<<<<

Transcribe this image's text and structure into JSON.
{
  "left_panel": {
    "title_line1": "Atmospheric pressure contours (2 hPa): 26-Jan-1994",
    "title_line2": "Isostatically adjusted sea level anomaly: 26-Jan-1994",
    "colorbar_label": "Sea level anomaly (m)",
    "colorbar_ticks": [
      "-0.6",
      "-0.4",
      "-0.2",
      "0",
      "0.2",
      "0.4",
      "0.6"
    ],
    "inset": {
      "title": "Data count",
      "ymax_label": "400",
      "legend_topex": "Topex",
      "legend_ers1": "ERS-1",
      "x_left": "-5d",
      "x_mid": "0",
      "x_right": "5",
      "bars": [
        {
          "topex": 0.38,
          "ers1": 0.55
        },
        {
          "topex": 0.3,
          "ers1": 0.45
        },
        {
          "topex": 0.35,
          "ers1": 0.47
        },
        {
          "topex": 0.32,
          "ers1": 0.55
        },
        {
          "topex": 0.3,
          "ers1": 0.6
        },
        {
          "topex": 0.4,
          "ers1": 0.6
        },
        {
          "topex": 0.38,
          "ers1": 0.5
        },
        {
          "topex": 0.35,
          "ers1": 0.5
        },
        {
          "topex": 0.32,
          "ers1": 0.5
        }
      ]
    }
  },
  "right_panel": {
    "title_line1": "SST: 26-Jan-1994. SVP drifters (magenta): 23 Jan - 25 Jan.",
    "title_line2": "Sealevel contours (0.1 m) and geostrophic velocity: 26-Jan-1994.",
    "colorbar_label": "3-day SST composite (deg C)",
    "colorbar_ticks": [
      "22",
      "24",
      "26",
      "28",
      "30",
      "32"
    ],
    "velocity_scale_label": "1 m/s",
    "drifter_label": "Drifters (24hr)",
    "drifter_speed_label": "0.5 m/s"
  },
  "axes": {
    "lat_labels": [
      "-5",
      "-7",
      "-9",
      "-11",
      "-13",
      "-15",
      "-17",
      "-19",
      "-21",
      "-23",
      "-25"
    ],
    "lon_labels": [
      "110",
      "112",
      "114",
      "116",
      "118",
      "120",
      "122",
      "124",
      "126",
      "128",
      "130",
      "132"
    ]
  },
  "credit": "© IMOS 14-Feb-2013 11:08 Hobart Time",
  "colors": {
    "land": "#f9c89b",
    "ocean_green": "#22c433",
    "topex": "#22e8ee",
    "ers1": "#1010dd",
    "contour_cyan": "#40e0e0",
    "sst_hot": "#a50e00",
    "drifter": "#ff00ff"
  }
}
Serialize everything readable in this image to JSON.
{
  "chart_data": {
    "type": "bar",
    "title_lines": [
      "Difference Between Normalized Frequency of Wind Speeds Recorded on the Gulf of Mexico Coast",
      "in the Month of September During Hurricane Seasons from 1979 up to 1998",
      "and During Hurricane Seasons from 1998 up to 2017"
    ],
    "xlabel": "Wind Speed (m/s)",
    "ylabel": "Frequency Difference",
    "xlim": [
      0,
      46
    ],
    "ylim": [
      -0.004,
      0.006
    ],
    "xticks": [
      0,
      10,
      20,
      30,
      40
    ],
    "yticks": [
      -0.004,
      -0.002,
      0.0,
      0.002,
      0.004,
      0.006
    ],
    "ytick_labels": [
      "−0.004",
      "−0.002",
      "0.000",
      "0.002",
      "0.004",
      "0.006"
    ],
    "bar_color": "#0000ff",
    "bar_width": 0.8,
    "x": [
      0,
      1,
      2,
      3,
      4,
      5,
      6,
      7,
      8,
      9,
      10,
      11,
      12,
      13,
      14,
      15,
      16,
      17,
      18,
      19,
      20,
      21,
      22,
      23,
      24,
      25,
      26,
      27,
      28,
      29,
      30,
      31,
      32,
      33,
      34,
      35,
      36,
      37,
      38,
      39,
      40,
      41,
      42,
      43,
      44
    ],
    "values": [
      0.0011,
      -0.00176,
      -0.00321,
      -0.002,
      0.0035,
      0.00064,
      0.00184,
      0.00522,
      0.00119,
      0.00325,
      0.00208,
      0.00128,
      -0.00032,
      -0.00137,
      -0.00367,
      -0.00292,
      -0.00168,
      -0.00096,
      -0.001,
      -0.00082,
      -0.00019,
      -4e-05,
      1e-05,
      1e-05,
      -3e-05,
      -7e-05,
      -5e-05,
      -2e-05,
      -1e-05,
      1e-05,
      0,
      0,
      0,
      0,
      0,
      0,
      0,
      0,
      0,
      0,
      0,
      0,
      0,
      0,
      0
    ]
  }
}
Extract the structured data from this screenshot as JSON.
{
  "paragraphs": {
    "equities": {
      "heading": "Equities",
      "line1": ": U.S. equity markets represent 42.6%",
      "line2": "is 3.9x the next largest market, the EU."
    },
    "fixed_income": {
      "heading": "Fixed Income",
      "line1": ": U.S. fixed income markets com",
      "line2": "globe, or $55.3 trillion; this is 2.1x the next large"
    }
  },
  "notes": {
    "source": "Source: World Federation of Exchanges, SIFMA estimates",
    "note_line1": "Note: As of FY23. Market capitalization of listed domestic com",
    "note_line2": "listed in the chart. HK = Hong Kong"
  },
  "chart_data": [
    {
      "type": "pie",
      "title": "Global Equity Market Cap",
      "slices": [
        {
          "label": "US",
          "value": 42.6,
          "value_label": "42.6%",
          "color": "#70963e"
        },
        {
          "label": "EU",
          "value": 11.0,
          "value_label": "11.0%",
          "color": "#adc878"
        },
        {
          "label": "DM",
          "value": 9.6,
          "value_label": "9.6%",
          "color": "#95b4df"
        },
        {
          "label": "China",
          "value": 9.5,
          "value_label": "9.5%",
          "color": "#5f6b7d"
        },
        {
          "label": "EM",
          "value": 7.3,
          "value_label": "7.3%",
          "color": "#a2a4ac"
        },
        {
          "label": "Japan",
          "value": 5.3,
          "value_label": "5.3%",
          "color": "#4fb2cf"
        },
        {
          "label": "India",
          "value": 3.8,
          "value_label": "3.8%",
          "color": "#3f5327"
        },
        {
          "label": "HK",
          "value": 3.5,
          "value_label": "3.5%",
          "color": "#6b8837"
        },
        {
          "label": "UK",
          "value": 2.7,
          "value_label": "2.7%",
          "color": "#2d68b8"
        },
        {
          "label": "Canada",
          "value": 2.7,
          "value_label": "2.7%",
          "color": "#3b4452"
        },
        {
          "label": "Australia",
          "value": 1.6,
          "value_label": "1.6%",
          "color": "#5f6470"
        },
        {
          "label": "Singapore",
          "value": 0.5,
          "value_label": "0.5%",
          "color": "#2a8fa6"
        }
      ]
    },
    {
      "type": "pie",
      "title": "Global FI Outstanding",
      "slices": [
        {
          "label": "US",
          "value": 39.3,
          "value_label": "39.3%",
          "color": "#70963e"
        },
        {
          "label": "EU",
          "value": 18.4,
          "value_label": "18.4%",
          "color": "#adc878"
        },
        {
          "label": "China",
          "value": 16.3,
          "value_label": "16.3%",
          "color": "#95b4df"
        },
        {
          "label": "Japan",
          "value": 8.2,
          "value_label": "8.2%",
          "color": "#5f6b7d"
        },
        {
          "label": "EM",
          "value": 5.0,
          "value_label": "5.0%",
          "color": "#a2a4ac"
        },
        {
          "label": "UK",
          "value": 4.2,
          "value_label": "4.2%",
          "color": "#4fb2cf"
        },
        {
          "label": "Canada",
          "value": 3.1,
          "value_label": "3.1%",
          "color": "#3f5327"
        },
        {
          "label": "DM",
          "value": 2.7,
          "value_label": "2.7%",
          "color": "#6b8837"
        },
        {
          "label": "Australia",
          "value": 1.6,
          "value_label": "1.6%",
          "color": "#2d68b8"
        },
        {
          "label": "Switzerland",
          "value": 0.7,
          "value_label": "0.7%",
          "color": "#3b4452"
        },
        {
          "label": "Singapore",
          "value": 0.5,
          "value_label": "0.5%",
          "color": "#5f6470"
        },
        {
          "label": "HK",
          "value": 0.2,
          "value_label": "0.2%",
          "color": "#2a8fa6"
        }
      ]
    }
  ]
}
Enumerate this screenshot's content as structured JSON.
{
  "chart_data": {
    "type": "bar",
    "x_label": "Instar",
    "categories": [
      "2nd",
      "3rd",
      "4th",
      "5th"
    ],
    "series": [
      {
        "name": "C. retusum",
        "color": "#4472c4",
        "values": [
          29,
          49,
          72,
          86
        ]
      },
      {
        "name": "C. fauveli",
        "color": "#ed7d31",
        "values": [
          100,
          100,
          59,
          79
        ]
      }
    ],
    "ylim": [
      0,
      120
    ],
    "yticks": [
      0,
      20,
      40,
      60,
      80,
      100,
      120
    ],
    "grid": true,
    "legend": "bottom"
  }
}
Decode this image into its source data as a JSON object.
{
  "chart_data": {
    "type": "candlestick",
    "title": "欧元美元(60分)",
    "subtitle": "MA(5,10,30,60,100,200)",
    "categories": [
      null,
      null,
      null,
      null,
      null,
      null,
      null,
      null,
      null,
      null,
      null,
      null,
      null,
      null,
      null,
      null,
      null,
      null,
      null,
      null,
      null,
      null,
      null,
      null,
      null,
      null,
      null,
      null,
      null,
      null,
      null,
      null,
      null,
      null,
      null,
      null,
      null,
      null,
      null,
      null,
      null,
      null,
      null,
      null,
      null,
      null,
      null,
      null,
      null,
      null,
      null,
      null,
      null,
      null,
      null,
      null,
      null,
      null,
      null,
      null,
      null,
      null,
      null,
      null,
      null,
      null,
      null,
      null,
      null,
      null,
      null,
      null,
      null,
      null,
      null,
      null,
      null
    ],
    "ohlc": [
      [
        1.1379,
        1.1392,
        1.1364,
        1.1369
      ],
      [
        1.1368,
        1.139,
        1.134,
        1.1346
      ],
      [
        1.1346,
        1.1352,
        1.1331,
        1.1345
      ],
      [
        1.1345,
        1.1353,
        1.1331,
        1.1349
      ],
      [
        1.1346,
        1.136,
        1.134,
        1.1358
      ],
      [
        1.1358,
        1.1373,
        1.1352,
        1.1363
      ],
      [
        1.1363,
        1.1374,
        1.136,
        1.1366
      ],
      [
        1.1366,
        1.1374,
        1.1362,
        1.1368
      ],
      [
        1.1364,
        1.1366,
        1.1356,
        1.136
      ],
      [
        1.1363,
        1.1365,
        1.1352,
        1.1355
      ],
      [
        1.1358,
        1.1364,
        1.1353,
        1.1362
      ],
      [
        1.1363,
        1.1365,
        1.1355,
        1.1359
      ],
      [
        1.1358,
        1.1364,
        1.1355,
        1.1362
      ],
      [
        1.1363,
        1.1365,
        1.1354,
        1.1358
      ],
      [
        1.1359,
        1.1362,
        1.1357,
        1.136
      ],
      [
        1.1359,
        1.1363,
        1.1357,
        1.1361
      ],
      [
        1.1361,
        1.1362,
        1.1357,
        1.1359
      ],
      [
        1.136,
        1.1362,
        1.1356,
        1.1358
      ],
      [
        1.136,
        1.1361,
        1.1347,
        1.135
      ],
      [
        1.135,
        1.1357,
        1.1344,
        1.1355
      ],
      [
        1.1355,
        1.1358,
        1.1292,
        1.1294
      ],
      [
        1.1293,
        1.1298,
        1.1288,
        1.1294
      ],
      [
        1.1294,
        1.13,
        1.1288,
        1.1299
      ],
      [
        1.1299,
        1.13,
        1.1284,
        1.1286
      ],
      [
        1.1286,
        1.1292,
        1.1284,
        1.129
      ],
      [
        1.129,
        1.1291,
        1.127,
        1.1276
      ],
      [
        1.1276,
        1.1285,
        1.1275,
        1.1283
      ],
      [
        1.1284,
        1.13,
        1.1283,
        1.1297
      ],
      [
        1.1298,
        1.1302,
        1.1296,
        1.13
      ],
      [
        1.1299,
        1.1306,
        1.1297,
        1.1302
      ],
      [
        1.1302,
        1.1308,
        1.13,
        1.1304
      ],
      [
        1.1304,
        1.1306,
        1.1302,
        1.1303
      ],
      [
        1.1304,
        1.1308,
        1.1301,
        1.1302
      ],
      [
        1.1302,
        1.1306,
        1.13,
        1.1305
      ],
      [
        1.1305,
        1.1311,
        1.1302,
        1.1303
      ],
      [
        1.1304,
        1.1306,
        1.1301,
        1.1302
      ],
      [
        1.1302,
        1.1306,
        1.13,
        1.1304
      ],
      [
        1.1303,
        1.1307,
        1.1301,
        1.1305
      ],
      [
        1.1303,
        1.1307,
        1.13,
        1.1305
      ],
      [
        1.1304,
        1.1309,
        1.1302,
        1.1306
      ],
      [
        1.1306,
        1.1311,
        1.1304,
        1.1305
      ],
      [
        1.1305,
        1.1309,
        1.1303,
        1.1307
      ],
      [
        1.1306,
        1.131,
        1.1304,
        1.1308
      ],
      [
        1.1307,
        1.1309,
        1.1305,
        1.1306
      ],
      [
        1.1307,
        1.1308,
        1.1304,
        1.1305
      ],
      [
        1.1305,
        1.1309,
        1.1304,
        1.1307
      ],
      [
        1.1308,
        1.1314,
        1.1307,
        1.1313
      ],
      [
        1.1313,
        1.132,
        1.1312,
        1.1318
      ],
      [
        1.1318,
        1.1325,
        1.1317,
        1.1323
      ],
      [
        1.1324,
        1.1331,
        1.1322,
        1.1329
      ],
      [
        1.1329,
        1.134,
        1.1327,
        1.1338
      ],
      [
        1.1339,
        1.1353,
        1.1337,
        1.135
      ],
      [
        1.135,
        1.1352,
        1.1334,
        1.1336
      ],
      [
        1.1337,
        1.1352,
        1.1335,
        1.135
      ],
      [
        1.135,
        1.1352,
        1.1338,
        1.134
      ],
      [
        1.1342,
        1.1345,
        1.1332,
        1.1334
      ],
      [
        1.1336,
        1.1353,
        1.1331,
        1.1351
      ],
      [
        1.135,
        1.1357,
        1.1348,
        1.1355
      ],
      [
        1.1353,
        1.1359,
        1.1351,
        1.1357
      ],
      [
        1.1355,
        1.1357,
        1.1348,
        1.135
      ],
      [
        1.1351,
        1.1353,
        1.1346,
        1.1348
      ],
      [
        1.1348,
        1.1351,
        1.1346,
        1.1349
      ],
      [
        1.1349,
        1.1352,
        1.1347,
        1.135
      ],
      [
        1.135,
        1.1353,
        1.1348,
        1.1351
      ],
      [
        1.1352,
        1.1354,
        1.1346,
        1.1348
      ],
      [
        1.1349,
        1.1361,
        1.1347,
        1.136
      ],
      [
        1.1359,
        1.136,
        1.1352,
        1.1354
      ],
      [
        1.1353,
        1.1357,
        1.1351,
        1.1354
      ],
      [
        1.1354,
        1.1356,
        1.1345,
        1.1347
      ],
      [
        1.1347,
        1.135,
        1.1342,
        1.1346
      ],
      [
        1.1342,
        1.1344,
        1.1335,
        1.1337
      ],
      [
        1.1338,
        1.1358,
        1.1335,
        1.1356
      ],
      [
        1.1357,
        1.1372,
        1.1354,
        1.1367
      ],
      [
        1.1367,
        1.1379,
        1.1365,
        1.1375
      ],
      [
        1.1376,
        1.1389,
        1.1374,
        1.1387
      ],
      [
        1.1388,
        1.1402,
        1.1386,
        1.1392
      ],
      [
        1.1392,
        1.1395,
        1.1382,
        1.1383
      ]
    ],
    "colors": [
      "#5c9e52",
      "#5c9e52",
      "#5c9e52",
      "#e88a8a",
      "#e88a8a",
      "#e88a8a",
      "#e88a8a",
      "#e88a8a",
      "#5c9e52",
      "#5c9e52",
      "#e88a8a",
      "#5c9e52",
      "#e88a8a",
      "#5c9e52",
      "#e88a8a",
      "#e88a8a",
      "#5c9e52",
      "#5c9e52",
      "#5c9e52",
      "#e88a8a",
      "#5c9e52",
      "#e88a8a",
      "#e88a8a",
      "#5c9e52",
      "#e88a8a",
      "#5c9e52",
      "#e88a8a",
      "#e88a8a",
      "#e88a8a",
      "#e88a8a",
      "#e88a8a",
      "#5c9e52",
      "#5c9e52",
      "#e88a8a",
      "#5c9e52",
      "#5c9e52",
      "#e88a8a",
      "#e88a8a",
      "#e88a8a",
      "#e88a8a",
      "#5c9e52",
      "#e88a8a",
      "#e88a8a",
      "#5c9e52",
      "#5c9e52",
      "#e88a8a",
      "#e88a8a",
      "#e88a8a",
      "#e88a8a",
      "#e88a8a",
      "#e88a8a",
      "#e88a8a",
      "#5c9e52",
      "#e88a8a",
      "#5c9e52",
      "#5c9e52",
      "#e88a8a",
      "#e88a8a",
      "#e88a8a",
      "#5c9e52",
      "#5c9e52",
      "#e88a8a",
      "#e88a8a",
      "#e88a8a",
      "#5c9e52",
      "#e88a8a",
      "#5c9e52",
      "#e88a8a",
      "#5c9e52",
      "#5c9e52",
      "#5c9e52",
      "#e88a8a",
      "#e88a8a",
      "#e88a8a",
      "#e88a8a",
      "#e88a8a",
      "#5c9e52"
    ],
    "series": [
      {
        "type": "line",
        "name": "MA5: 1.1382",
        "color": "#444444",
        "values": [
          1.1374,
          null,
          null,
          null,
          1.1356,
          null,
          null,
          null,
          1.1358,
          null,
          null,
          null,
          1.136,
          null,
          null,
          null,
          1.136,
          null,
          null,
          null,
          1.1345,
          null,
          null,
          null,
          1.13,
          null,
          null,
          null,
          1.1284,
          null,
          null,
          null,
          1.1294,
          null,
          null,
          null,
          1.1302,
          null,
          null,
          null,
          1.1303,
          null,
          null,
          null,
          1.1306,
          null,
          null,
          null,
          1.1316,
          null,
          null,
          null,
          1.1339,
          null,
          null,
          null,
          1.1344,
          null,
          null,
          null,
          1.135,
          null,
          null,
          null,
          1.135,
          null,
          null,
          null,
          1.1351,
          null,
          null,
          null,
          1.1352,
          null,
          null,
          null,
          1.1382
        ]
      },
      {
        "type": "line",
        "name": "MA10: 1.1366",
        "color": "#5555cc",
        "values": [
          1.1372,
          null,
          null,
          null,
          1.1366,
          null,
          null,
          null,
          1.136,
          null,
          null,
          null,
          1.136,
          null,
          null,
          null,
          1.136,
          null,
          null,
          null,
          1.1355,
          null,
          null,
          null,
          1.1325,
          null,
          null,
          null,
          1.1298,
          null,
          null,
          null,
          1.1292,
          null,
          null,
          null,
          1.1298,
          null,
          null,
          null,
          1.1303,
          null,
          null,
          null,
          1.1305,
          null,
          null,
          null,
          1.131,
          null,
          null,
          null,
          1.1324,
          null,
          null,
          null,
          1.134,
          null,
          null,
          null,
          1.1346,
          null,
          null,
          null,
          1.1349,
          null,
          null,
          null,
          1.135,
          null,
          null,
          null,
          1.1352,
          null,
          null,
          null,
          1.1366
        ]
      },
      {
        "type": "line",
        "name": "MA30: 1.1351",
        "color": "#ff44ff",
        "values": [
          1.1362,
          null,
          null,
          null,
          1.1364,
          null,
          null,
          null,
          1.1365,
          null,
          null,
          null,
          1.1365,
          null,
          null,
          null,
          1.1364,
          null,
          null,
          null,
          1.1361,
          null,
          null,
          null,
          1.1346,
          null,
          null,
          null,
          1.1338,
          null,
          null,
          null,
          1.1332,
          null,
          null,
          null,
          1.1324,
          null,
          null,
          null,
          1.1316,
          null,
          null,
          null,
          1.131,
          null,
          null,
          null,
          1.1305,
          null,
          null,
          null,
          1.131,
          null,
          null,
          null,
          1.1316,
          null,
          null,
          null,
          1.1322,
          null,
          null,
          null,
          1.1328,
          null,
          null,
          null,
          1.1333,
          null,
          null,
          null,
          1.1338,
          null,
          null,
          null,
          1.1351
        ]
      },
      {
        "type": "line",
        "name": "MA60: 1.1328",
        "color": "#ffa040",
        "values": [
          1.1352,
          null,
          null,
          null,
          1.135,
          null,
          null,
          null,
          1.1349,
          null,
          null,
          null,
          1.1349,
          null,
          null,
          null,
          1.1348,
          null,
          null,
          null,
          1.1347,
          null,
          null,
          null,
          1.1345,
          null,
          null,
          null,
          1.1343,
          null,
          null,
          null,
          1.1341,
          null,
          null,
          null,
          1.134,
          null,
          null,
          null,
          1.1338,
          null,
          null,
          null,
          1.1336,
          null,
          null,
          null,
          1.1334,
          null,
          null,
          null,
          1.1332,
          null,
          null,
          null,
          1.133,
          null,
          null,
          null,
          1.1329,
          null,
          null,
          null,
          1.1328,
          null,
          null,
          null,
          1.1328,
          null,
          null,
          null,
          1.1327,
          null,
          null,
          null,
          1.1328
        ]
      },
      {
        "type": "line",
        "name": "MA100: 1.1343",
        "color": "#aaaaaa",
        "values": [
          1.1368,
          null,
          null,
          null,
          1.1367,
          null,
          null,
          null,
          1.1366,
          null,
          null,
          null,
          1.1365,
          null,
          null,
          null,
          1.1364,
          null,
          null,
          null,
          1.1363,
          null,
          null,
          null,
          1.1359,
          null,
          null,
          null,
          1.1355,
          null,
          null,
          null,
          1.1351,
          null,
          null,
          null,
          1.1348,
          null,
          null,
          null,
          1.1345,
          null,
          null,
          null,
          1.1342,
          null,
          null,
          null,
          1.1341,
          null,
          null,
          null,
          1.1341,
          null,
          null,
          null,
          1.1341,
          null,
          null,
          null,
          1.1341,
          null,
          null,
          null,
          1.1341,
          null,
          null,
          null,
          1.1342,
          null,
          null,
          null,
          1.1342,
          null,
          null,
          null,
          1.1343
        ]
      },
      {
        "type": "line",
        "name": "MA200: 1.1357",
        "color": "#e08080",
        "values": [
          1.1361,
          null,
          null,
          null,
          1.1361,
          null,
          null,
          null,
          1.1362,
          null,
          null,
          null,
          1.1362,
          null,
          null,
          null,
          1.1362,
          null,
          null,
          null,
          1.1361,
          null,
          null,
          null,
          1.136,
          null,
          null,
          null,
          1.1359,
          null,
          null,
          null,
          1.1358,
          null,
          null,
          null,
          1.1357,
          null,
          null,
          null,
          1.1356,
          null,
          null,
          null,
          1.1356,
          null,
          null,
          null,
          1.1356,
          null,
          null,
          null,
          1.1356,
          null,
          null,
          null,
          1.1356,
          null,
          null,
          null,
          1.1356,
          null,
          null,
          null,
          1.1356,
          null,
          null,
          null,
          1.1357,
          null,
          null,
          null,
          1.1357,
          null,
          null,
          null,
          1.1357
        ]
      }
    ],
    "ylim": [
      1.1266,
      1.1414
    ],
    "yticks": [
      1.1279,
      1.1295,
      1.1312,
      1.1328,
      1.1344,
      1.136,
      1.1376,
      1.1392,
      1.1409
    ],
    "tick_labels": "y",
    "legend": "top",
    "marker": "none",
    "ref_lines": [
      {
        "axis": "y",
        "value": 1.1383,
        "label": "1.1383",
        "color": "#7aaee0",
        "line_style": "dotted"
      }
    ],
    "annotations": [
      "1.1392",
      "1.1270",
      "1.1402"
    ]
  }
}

>>>>

_STATED TASK:_
Show the lines of the records that include the string "Hurricane".

_EXERCISE OUTPUT:_
      "in the Month of September During Hurricane Seasons from 1979 up to 1998",
      "and During Hurricane Seasons from 1998 up to 2017"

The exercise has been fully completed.